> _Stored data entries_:

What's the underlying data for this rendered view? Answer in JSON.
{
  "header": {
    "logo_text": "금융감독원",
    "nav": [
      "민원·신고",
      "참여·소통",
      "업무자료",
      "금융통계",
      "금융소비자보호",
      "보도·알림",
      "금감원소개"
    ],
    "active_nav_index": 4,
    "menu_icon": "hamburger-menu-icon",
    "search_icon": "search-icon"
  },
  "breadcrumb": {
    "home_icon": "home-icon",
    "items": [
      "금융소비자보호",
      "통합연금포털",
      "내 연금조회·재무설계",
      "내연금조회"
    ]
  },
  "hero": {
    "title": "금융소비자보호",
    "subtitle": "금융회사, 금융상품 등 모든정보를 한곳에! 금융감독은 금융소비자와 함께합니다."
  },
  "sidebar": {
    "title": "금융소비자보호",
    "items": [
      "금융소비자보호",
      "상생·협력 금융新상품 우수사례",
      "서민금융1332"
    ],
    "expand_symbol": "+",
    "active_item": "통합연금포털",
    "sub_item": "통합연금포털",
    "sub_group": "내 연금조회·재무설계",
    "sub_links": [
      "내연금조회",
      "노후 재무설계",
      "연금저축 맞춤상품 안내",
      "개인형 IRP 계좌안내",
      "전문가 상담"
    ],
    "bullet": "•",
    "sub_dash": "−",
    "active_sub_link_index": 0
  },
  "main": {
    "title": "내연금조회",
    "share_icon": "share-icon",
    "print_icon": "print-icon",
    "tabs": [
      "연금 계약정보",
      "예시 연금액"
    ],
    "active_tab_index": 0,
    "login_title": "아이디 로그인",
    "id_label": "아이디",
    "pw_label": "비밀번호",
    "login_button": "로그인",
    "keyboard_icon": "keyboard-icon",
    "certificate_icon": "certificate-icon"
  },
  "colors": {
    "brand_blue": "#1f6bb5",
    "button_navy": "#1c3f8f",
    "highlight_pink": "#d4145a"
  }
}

> _SHORT EXERCISE_:
Every record shown above must be echoed exactly.

> _TASK RESULT_:
What's the underlying data for this rendered view? Answer in JSON.
{
  "header": {
    "logo_text": "금융감독원",
    "nav": [
      "민원·신고",
      "참여·소통",
      "업무자료",
      "금융통계",
      "금융소비자보호",
      "보도·알림",
      "금감원소개"
    ],
    "active_nav_index": 4,
    "menu_icon": "hamburger-menu-icon",
    "search_icon": "search-icon"
  },
  "breadcrumb": {
    "home_icon": "home-icon",
    "items": [
      "금융소비자보호",
      "통합연금포털",
      "내 연금조회·재무설계",
      "내연금조회"
    ]
  },
  "hero": {
    "title": "금융소비자보호",
    "subtitle": "금융회사, 금융상품 등 모든정보를 한곳에! 금융감독은 금융소비자와 함께합니다."
  },
  "sidebar": {
    "title": "금융소비자보호",
    "items": [
      "금융소비자보호",
      "상생·협력 금융新상품 우수사례",
      "서민금융1332"
    ],
    "expand_symbol": "+",
    "active_item": "통합연금포털",
    "sub_item": "통합연금포털",
    "sub_group": "내 연금조회·재무설계",
    "sub_links": [
      "내연금조회",
      "노후 재무설계",
      "연금저축 맞춤상품 안내",
      "개인형 IRP 계좌안내",
      "전문가 상담"
    ],
    "bullet": "•",
    "sub_dash": "−",
    "active_sub_link_index": 0
  },
  "main": {
    "title": "내연금조회",
    "share_icon": "share-icon",
    "print_icon": "print-icon",
    "tabs": [
      "연금 계약정보",
      "예시 연금액"
    ],
    "active_tab_index": 0,
    "login_title": "아이디 로그인",
    "id_label": "아이디",
    "pw_label": "비밀번호",
    "login_button": "로그인",
    "keyboard_icon": "keyboard-icon",
    "certificate_icon": "certificate-icon"
  },
  "colors": {
    "brand_blue": "#1f6bb5",
    "button_navy": "#1c3f8f",
    "highlight_pink": "#d4145a"
  }
}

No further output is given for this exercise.